>> start Dataset records

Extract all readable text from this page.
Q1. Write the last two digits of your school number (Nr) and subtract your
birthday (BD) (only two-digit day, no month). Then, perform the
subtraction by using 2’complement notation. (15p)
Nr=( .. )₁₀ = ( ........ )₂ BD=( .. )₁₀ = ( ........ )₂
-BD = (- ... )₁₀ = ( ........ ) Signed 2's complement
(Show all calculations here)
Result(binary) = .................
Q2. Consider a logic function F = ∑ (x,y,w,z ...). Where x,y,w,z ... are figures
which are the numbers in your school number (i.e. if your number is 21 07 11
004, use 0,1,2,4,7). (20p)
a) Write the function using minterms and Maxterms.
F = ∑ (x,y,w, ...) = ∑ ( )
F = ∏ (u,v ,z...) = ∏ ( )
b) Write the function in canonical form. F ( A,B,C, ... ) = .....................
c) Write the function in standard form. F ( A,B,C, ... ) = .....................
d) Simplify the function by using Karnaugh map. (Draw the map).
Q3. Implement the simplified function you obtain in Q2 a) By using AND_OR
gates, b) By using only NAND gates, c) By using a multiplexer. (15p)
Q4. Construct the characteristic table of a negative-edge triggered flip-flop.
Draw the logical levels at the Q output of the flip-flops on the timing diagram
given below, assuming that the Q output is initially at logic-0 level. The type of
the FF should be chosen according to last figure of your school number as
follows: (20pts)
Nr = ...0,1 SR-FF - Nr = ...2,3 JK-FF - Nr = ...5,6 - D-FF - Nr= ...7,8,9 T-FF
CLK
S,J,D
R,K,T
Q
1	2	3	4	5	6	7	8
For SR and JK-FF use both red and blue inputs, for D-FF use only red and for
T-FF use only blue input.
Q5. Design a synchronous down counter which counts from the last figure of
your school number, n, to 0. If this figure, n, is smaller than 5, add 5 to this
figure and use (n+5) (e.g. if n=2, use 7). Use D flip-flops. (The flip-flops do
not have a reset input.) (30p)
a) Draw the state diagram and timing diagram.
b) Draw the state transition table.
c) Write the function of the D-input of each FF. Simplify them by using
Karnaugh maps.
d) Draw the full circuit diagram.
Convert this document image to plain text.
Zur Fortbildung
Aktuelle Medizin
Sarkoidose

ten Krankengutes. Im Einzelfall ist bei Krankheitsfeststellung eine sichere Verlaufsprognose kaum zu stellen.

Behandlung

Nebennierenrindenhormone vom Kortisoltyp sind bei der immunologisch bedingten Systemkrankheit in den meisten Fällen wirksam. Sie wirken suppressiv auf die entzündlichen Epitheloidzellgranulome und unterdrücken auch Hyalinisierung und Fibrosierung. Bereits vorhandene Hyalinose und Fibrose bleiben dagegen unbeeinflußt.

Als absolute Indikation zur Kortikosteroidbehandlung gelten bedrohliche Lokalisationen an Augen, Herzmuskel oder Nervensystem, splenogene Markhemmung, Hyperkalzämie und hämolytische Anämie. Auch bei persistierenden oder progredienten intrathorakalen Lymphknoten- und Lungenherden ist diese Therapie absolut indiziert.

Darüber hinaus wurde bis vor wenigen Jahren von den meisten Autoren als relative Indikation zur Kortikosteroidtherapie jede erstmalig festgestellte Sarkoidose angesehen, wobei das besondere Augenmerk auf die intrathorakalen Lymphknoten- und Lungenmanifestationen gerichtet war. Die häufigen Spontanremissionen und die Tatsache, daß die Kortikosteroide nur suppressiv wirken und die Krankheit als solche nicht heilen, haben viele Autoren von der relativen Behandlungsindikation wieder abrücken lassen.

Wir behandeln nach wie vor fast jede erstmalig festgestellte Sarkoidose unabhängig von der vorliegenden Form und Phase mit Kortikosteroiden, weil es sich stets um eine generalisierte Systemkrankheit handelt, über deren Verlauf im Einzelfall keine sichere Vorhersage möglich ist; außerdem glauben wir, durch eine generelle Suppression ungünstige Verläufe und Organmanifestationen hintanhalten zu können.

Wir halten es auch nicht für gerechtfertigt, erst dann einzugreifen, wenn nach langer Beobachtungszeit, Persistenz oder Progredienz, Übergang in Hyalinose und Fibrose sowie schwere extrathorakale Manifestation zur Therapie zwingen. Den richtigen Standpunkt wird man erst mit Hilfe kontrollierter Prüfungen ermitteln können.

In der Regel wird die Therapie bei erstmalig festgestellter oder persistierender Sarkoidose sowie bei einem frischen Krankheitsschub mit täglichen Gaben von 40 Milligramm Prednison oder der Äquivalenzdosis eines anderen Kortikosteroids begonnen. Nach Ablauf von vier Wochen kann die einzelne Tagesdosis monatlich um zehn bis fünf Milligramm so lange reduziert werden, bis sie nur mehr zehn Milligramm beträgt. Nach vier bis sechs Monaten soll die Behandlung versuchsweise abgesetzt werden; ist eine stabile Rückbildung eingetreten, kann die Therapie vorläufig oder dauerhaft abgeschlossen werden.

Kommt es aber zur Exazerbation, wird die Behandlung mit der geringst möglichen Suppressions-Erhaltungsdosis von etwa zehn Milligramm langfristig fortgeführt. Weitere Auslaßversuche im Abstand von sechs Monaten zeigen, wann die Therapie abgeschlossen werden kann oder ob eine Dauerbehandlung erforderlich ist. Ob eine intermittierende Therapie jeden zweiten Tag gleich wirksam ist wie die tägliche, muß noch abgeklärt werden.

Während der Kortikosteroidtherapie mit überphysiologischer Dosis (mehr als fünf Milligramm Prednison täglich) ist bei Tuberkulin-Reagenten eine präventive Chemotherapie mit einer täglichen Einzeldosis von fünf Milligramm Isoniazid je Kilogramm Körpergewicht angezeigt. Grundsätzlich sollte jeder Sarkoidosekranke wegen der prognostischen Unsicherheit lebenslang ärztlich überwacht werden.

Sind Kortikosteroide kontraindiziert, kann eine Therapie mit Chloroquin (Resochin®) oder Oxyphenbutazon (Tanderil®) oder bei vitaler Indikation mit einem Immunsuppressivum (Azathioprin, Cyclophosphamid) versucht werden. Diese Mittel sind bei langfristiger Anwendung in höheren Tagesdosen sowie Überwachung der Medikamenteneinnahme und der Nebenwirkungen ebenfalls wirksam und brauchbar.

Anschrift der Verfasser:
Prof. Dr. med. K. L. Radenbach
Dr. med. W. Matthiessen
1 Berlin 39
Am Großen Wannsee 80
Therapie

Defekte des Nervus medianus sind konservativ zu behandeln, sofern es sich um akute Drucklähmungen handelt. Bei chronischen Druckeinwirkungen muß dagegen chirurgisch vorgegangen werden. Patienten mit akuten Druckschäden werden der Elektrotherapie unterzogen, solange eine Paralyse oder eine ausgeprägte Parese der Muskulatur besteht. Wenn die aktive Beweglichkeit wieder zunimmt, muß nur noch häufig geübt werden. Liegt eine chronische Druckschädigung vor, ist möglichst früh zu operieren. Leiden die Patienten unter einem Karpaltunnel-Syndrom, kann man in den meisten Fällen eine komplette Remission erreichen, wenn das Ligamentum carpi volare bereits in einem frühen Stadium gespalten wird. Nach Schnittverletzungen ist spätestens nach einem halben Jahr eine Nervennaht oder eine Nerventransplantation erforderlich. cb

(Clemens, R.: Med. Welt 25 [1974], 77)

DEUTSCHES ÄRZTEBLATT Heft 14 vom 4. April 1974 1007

>> end Dataset records

* _Problem details_:
In the entries above, some lines may contain the string "state"; report how many, without additional comment.

* _Final result_:
2